Transcript entries for document pages

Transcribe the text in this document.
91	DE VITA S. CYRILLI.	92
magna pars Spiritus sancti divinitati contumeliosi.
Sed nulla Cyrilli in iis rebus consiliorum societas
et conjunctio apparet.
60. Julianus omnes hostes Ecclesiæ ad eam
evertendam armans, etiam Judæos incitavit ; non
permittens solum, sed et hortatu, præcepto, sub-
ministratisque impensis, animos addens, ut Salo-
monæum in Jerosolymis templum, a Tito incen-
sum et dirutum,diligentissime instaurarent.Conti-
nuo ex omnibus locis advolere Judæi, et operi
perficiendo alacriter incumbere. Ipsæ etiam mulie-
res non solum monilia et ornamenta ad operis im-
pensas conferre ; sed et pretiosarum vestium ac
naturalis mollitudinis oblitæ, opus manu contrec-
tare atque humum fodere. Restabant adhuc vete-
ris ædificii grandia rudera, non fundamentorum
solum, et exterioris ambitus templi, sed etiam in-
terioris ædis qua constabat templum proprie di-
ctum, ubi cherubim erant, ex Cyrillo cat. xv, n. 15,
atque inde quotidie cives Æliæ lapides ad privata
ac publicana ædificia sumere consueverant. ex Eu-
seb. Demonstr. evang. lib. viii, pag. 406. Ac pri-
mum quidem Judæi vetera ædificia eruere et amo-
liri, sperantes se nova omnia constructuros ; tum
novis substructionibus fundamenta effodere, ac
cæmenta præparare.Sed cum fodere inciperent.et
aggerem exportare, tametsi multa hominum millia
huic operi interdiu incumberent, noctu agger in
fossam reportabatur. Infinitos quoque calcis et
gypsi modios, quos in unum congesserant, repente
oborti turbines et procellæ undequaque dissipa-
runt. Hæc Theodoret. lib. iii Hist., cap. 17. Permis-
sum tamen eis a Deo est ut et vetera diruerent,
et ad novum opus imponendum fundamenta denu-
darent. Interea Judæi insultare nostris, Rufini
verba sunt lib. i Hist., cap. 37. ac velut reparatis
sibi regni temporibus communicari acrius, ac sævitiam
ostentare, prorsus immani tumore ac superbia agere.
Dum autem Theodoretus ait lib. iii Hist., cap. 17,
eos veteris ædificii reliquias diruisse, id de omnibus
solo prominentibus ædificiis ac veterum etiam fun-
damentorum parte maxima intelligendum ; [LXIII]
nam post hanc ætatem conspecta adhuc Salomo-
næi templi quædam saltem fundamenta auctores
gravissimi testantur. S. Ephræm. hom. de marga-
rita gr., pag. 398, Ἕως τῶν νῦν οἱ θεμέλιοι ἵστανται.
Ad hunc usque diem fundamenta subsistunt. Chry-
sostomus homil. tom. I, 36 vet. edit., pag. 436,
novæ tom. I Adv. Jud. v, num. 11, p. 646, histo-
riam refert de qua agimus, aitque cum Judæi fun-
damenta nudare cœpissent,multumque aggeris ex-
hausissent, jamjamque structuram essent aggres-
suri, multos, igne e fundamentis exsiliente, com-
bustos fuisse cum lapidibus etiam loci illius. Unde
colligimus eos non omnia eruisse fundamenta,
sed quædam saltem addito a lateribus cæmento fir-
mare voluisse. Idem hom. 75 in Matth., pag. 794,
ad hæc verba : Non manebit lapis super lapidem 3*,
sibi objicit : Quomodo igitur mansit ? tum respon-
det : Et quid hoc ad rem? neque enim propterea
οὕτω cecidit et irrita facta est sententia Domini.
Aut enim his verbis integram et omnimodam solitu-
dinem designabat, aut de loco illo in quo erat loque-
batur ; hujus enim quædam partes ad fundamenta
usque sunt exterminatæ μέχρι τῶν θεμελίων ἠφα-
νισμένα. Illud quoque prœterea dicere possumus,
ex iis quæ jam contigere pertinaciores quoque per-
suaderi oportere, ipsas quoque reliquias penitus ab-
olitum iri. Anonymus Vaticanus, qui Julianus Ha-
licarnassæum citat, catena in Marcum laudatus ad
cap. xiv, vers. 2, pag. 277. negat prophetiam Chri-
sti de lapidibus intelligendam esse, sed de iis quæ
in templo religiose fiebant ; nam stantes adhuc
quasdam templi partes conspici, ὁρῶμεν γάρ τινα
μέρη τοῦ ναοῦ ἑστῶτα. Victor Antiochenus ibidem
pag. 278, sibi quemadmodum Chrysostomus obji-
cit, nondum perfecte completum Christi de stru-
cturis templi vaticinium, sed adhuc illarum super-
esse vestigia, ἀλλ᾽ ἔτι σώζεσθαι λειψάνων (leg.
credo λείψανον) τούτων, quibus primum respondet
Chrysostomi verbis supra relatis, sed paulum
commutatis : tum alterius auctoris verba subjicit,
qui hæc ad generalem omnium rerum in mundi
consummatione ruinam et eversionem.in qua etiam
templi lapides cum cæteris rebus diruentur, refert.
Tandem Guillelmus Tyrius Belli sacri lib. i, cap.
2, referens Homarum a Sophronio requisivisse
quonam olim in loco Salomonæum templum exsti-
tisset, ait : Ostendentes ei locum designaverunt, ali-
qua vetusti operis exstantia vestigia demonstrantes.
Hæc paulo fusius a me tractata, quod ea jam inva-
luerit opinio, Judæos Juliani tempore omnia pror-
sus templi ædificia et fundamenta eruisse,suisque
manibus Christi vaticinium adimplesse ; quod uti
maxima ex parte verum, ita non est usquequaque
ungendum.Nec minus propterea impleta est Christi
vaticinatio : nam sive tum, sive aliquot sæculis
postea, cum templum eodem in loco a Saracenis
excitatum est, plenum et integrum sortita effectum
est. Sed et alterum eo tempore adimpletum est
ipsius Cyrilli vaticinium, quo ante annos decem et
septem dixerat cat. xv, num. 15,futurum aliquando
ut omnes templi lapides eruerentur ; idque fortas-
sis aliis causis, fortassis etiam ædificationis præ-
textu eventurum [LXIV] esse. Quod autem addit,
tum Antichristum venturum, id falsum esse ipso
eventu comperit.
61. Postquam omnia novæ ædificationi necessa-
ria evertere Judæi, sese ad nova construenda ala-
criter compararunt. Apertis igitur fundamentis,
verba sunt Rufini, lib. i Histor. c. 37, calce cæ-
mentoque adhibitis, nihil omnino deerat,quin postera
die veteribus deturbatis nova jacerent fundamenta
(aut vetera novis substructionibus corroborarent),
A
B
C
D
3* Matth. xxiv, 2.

▸ EXERCISE
Having read the entries above, repeat them exactly.

▸ RESPONSE AREA
Transcribe the text in this document.
91	DE VITA S. CYRILLI.	92
magna pars Spiritus sancti divinitati contumeliosi.
Sed nulla Cyrilli in iis rebus consiliorum societas
et conjunctio apparet.
60. Julianus omnes hostes Ecclesiæ ad eam
evertendam armans, etiam Judæos incitavit ; non
permittens solum, sed et hortatu, præcepto, sub-
ministratisque impensis, animos addens, ut Salo-
monæum in Jerosolymis templum, a Tito incen-
sum et dirutum,diligentissime instaurarent.Conti-
nuo ex omnibus locis advolere Judæi, et operi
perficiendo alacriter incumbere. Ipsæ etiam mulie-
res non solum monilia et ornamenta ad operis im-
pensas conferre ; sed et pretiosarum vestium ac
naturalis mollitudinis oblitæ, opus manu contrec-
tare atque humum fodere. Restabant adhuc vete-
ris ædificii grandia rudera, non fundamentorum
solum, et exterioris ambitus templi, sed etiam in-
terioris ædis qua constabat templum proprie di-
ctum, ubi cherubim erant, ex Cyrillo cat. xv, n. 15,
atque inde quotidie cives Æliæ lapides ad privata
ac publicana ædificia sumere consueverant. ex Eu-
seb. Demonstr. evang. lib. viii, pag. 406. Ac pri-
mum quidem Judæi vetera ædificia eruere et amo-
liri, sperantes se nova omnia constructuros ; tum
novis substructionibus fundamenta effodere, ac
cæmenta præparare.Sed cum fodere inciperent.et
aggerem exportare, tametsi multa hominum millia
huic operi interdiu incumberent, noctu agger in
fossam reportabatur. Infinitos quoque calcis et
gypsi modios, quos in unum congesserant, repente
oborti turbines et procellæ undequaque dissipa-
runt. Hæc Theodoret. lib. iii Hist., cap. 17. Permis-
sum tamen eis a Deo est ut et vetera diruerent,
et ad novum opus imponendum fundamenta denu-
darent. Interea Judæi insultare nostris, Rufini
verba sunt lib. i Hist., cap. 37. ac velut reparatis
sibi regni temporibus communicari acrius, ac sævitiam
ostentare, prorsus immani tumore ac superbia agere.
Dum autem Theodoretus ait lib. iii Hist., cap. 17,
eos veteris ædificii reliquias diruisse, id de omnibus
solo prominentibus ædificiis ac veterum etiam fun-
damentorum parte maxima intelligendum ; [LXIII]
nam post hanc ætatem conspecta adhuc Salomo-
næi templi quædam saltem fundamenta auctores
gravissimi testantur. S. Ephræm. hom. de marga-
rita gr., pag. 398, Ἕως τῶν νῦν οἱ θεμέλιοι ἵστανται.
Ad hunc usque diem fundamenta subsistunt. Chry-
sostomus homil. tom. I, 36 vet. edit., pag. 436,
novæ tom. I Adv. Jud. v, num. 11, p. 646, histo-
riam refert de qua agimus, aitque cum Judæi fun-
damenta nudare cœpissent,multumque aggeris ex-
hausissent, jamjamque structuram essent aggres-
suri, multos, igne e fundamentis exsiliente, com-
bustos fuisse cum lapidibus etiam loci illius. Unde
colligimus eos non omnia eruisse fundamenta,
sed quædam saltem addito a lateribus cæmento fir-
mare voluisse. Idem hom. 75 in Matth., pag. 794,
ad hæc verba : Non manebit lapis super lapidem 3*,
sibi objicit : Quomodo igitur mansit ? tum respon-
det : Et quid hoc ad rem? neque enim propterea
οὕτω cecidit et irrita facta est sententia Domini.
Aut enim his verbis integram et omnimodam solitu-
dinem designabat, aut de loco illo in quo erat loque-
batur ; hujus enim quædam partes ad fundamenta
usque sunt exterminatæ μέχρι τῶν θεμελίων ἠφα-
νισμένα. Illud quoque prœterea dicere possumus,
ex iis quæ jam contigere pertinaciores quoque per-
suaderi oportere, ipsas quoque reliquias penitus ab-
olitum iri. Anonymus Vaticanus, qui Julianus Ha-
licarnassæum citat, catena in Marcum laudatus ad
cap. xiv, vers. 2, pag. 277. negat prophetiam Chri-
sti de lapidibus intelligendam esse, sed de iis quæ
in templo religiose fiebant ; nam stantes adhuc
quasdam templi partes conspici, ὁρῶμεν γάρ τινα
μέρη τοῦ ναοῦ ἑστῶτα. Victor Antiochenus ibidem
pag. 278, sibi quemadmodum Chrysostomus obji-
cit, nondum perfecte completum Christi de stru-
cturis templi vaticinium, sed adhuc illarum super-
esse vestigia, ἀλλ᾽ ἔτι σώζεσθαι λειψάνων (leg.
credo λείψανον) τούτων, quibus primum respondet
Chrysostomi verbis supra relatis, sed paulum
commutatis : tum alterius auctoris verba subjicit,
qui hæc ad generalem omnium rerum in mundi
consummatione ruinam et eversionem.in qua etiam
templi lapides cum cæteris rebus diruentur, refert.
Tandem Guillelmus Tyrius Belli sacri lib. i, cap.
2, referens Homarum a Sophronio requisivisse
quonam olim in loco Salomonæum templum exsti-
tisset, ait : Ostendentes ei locum designaverunt, ali-
qua vetusti operis exstantia vestigia demonstrantes.
Hæc paulo fusius a me tractata, quod ea jam inva-
luerit opinio, Judæos Juliani tempore omnia pror-
sus templi ædificia et fundamenta eruisse,suisque
manibus Christi vaticinium adimplesse ; quod uti
maxima ex parte verum, ita non est usquequaque
ungendum.Nec minus propterea impleta est Christi
vaticinatio : nam sive tum, sive aliquot sæculis
postea, cum templum eodem in loco a Saracenis
excitatum est, plenum et integrum sortita effectum
est. Sed et alterum eo tempore adimpletum est
ipsius Cyrilli vaticinium, quo ante annos decem et
septem dixerat cat. xv, num. 15,futurum aliquando
ut omnes templi lapides eruerentur ; idque fortas-
sis aliis causis, fortassis etiam ædificationis præ-
textu eventurum [LXIV] esse. Quod autem addit,
tum Antichristum venturum, id falsum esse ipso
eventu comperit.
61. Postquam omnia novæ ædificationi necessa-
ria evertere Judæi, sese ad nova construenda ala-
criter compararunt. Apertis igitur fundamentis,
verba sunt Rufini, lib. i Histor. c. 37, calce cæ-
mentoque adhibitis, nihil omnino deerat,quin postera
die veteribus deturbatis nova jacerent fundamenta
(aut vetera novis substructionibus corroborarent),
A
B
C
D
3* Matth. xxiv, 2.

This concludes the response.